DATA FOR THIS TASK:
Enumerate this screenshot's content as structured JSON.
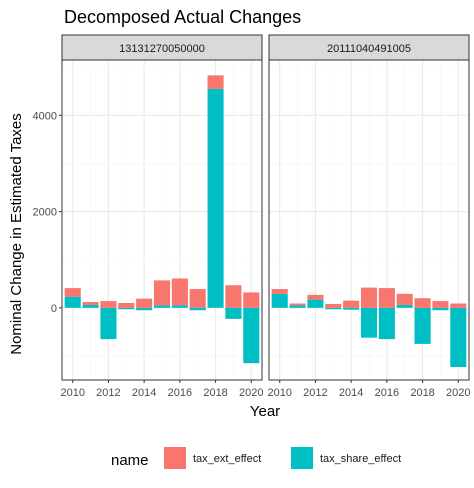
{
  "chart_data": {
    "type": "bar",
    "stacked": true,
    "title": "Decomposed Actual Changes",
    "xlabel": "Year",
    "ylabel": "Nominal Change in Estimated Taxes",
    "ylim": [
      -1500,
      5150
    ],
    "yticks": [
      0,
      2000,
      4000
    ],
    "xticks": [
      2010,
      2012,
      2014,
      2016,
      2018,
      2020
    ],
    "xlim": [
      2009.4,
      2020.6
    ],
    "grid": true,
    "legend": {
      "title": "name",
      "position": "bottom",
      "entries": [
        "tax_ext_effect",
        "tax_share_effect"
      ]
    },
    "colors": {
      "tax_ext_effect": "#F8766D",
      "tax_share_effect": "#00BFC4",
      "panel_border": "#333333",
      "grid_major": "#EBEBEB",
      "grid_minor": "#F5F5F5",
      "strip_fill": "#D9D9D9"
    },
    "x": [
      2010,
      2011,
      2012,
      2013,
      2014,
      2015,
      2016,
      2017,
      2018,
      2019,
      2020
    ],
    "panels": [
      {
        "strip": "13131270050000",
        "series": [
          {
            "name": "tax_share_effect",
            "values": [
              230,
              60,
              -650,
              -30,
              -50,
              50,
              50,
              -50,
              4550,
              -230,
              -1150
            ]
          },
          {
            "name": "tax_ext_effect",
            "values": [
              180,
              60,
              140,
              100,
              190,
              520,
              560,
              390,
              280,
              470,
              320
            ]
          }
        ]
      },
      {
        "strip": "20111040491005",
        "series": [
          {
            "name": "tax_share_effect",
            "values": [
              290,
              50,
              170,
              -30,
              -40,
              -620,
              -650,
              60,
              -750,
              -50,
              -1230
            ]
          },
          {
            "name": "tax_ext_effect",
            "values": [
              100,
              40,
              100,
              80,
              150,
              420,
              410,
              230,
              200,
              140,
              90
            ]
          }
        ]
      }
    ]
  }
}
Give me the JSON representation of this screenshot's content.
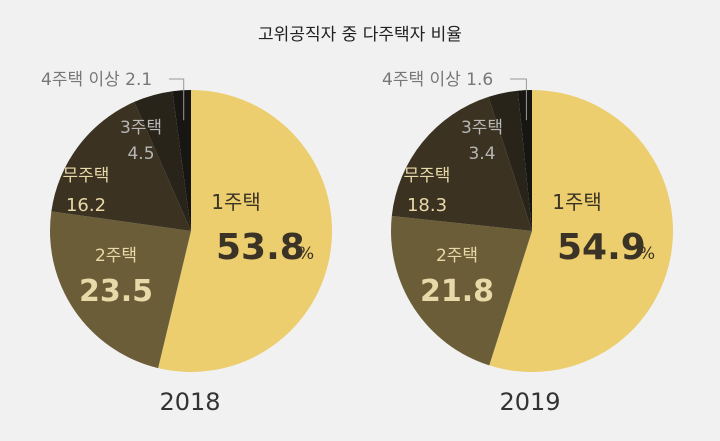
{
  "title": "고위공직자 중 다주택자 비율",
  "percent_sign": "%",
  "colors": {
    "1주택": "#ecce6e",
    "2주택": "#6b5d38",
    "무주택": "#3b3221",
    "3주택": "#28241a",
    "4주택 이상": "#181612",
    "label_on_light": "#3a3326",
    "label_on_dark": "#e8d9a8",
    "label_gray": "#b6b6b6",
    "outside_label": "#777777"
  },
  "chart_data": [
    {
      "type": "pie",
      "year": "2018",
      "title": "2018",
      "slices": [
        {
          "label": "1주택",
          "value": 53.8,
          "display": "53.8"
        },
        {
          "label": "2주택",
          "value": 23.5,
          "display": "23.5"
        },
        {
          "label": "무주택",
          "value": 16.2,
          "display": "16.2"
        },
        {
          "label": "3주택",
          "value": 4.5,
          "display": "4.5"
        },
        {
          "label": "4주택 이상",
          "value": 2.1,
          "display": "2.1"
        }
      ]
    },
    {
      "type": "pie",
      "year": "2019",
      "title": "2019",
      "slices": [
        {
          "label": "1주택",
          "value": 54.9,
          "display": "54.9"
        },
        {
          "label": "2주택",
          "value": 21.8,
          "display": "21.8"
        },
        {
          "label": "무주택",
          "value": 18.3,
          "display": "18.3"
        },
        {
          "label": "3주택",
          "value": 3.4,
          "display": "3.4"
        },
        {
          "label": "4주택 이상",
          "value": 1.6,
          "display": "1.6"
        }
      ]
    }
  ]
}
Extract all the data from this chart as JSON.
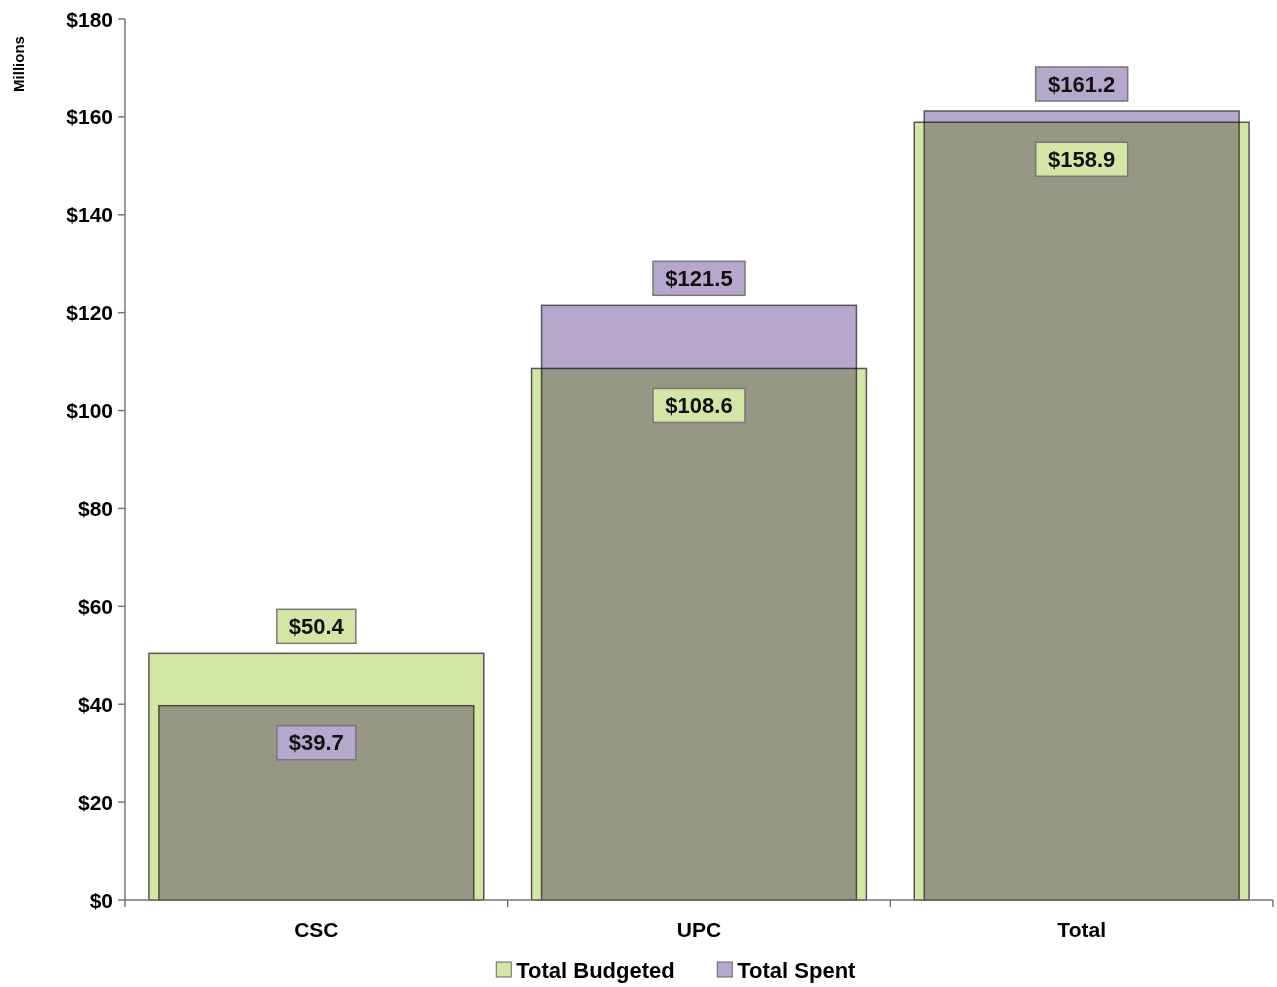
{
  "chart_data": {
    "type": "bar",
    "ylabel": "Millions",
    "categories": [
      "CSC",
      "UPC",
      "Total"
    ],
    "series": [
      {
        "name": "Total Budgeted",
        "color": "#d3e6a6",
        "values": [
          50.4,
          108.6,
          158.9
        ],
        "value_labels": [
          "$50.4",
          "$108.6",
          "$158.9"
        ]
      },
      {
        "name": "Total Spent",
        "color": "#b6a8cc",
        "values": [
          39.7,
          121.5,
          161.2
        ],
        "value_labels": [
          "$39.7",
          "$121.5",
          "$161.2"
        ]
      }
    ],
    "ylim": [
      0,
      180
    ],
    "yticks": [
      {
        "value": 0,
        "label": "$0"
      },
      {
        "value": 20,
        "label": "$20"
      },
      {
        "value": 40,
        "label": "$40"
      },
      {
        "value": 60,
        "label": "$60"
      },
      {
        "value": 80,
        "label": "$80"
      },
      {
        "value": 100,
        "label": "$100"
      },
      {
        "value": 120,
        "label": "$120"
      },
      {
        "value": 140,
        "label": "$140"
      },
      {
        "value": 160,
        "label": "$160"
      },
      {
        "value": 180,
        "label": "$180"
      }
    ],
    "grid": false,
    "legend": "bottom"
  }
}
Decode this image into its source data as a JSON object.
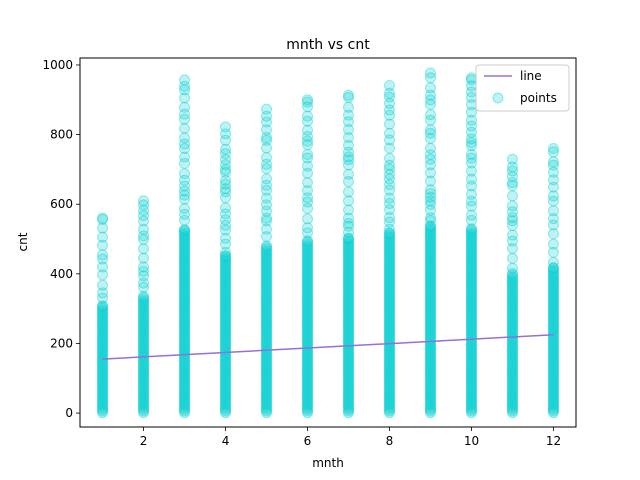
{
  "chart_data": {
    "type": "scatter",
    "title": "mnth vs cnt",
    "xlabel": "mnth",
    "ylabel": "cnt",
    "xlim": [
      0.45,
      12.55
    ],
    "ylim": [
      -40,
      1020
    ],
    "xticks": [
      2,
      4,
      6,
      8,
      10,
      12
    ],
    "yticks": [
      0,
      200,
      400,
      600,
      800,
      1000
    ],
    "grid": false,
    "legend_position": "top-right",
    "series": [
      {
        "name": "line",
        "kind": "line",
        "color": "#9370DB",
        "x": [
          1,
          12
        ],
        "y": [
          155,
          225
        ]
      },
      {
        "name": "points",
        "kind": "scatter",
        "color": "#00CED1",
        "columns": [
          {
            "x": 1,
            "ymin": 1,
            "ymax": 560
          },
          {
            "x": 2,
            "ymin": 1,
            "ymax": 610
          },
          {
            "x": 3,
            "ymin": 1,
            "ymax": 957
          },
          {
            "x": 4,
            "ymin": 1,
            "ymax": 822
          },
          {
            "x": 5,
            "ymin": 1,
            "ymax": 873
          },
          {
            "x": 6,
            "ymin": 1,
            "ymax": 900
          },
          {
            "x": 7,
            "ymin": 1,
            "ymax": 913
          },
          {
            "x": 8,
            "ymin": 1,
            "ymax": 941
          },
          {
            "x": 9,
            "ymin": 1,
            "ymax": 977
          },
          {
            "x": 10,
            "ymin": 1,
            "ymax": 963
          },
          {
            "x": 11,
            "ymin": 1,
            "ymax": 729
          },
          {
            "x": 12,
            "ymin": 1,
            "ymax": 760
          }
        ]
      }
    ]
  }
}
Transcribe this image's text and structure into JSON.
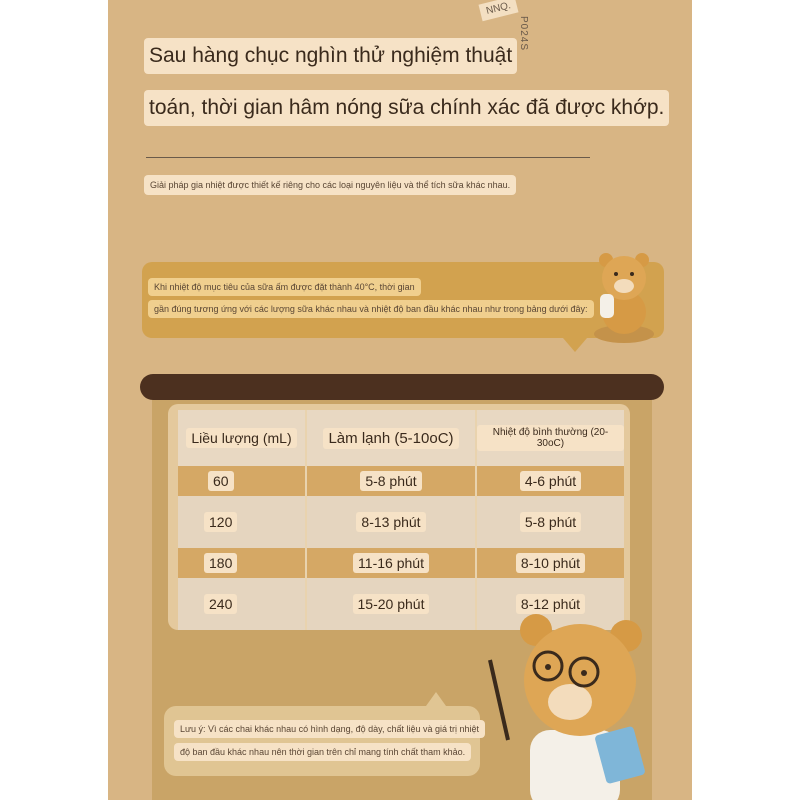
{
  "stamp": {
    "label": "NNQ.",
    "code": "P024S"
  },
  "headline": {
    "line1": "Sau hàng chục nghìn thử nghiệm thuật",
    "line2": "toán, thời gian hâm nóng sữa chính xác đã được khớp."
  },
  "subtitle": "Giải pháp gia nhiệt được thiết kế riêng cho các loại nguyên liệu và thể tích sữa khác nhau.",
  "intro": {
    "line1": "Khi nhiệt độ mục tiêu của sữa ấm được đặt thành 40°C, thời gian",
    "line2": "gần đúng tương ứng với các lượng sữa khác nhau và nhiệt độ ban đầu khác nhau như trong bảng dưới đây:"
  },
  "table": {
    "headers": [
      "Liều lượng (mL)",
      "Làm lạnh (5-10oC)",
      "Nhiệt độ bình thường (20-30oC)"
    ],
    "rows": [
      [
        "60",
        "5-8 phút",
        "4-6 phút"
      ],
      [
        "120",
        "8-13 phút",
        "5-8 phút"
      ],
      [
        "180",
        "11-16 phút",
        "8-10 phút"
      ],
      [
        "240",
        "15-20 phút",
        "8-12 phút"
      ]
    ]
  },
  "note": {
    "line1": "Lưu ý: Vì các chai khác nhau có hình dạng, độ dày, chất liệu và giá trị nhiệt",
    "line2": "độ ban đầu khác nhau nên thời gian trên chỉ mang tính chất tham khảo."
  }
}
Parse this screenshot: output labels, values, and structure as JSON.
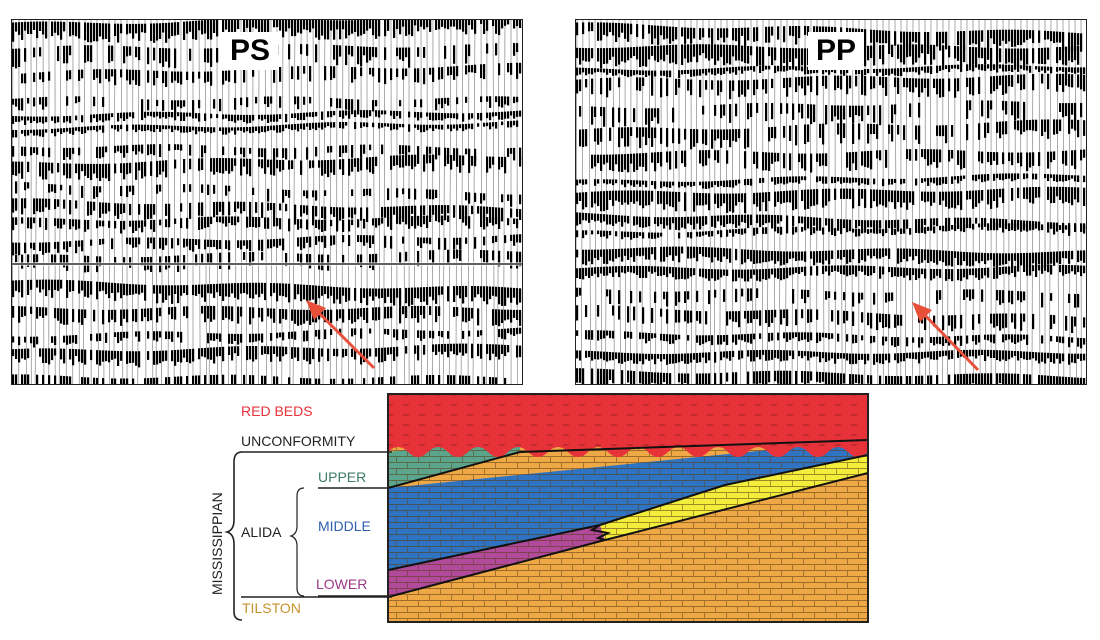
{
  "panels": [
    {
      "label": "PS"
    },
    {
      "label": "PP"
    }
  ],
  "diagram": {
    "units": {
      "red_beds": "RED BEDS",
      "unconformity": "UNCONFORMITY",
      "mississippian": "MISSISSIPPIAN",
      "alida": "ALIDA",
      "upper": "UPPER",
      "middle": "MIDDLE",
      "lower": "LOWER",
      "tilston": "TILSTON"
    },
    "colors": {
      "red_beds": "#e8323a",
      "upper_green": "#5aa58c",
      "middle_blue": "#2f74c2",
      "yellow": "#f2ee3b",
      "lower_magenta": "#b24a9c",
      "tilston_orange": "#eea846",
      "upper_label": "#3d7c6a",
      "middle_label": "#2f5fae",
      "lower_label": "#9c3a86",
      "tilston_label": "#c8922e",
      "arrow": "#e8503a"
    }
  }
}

EXERCISE AIM:
Counting only lines of the data above that hold "chất", report the total and nothing else.

RESULT FOR THIS TASK:
2